**EXTRACT**.

As the rush of Christmas season threatens to overwhelm, one seasonal tradition in Havre offers a time for quiet, peaceful reflection Saturday evening.

This island of harmony in the chaos of Christmas preparation is the live Nativity scene put on by members of Van Orsdel United Methodist Church as an annual event in Havre since 1998.

With dramatic lighting glowing through the dark, church members take turns filling the traditional roles of the Nativity from Joseph and Mary to the three wise men and an angel, accompanied by an array of animals in pens. Christmas music plays softly in the background.

People gather along the fence and park along the street to take in the solemn and tranquil scene.

Ray Toth has been lead organizer of the live Nativity each year since it was moved to the Methodist Church from downtown Chinook. The original organizational group joined forces with the Havre church, bringing their expertise, and their animals, with them.

**DATA**.
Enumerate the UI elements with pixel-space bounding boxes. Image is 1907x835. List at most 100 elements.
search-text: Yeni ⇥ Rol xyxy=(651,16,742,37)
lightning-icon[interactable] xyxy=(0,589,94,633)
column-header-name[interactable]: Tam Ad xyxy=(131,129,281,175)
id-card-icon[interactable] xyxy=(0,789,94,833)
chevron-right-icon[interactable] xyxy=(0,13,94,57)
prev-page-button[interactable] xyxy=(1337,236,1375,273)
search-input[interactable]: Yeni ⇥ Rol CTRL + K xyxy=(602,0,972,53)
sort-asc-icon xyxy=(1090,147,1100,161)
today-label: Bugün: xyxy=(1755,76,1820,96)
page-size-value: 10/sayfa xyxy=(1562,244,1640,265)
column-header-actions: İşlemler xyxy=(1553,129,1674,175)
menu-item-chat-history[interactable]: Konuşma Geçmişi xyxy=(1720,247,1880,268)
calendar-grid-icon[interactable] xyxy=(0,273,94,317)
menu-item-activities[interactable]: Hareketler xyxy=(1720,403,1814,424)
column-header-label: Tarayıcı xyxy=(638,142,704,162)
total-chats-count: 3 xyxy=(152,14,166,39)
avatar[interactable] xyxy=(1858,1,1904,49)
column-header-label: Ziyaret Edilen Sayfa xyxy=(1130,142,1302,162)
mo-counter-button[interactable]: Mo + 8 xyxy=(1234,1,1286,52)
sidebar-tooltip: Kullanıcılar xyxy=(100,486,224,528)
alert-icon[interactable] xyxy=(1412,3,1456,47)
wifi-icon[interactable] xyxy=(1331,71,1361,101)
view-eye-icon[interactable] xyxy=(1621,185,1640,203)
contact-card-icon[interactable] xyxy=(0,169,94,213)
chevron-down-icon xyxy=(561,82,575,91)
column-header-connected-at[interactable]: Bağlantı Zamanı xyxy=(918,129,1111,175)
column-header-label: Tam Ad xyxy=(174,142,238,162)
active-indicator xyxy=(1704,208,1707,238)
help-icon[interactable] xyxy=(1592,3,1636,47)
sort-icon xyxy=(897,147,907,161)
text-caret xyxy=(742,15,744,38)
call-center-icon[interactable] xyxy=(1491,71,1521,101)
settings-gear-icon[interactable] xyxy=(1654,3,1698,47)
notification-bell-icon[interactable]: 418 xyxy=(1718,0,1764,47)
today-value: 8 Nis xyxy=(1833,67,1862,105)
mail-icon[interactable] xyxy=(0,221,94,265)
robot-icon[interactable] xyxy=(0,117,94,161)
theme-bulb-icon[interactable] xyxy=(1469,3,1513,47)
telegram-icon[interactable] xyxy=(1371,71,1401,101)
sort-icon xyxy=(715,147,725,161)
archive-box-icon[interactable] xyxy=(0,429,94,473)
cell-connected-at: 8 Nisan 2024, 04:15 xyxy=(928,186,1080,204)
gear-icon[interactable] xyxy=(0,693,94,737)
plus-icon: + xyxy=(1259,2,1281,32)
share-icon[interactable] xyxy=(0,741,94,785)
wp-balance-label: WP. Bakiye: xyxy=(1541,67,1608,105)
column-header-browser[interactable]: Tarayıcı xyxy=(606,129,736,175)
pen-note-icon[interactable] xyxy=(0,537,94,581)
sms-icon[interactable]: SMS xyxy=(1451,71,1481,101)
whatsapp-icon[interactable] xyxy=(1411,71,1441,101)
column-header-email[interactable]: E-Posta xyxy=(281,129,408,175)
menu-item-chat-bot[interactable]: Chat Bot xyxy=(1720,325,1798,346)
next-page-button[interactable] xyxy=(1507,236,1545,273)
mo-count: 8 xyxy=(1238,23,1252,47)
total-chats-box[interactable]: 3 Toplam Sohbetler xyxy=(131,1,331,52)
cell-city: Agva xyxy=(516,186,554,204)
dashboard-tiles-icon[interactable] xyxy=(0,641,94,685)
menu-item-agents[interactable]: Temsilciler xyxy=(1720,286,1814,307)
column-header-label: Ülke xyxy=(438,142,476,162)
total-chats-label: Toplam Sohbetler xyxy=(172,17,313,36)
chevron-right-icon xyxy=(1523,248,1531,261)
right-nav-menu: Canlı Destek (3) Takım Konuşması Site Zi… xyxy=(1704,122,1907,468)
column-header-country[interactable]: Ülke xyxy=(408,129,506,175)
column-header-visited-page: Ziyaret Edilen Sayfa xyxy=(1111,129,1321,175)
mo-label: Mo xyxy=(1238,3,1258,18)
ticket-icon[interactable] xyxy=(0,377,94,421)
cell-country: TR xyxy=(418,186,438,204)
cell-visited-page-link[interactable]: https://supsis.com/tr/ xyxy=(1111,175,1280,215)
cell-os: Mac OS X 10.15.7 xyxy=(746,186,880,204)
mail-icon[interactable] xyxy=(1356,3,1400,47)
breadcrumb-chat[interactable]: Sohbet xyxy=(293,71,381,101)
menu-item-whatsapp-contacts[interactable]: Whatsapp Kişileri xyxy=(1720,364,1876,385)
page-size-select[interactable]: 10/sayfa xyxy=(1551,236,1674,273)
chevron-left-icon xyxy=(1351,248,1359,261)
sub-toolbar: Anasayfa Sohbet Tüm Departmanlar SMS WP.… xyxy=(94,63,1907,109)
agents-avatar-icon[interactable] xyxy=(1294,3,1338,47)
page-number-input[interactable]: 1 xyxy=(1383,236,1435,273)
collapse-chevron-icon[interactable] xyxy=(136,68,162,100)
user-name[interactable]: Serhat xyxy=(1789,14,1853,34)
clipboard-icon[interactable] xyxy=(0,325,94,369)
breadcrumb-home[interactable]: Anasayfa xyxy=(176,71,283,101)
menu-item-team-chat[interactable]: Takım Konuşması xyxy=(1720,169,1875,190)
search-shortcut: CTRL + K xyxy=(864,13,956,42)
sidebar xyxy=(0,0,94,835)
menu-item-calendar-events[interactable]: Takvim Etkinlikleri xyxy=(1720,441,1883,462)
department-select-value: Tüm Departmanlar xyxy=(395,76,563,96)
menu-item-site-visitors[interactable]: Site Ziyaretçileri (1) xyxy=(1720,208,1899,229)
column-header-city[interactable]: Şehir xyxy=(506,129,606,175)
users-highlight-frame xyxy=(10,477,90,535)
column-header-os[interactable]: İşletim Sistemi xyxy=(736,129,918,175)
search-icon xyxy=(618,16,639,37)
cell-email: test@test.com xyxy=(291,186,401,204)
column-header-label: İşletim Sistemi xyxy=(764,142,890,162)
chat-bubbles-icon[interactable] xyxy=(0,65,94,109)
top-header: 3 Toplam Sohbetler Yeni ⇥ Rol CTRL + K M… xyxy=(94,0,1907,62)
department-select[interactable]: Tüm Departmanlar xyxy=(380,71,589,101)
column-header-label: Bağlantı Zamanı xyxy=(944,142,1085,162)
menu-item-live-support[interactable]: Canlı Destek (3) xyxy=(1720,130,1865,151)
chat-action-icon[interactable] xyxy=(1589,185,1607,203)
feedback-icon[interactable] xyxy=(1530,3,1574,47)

**LIST OF TASKS**.
[1] According to the article about the Havre live Nativity, where was the event held before it moved to the Methodist Church?
[2] Extend the article about the Havre live Nativity, picking up right after its final sentence.

**WRITTEN RESPONSES**.
[1] Downtown Chinook.

[2]
Toth said it takes 2 ½ to 3 hours to create the scene, setting up the stable, erecting posts and fence, scattering hay and straw and setting the lights. While that is going on, another group is preparing the hospitality room where participants can warm up and mingle with other church members and guests over warm drinks and cookies.

Though the animals, which include llamas, alpacas, sheep, a miniature donkey that has taken part every year, and a miniature horse, are free to roam their pens, the men, women and children taking part hold their positions, as still as they can, for half-hour shifts.

At staggered intervals, participants go back into the church, allowing the next person to don the costume and take his or her place. Even the angel who stands high above the scene and the crowd - raised to this lofty height in a hydraulic lift bucket provided by Schine Electric - is lowered to change out with the next person.

Toth said he and the other church members are proud to have had parishioners enthusiastic enough to fill each role every year, no matter the weather. Most of those who participate in the Nativity come back every year, he added, because they are moved by the experience, even in the years when the temperature is quite low.

"It's real meaningful," he said, adding that everyone who participates says they feel moved by the experience.

Many people stop to take in the scene, Toth said, some of them parking along the street and viewing from their vehicles and others walking up to the railing to feel a part of the scene.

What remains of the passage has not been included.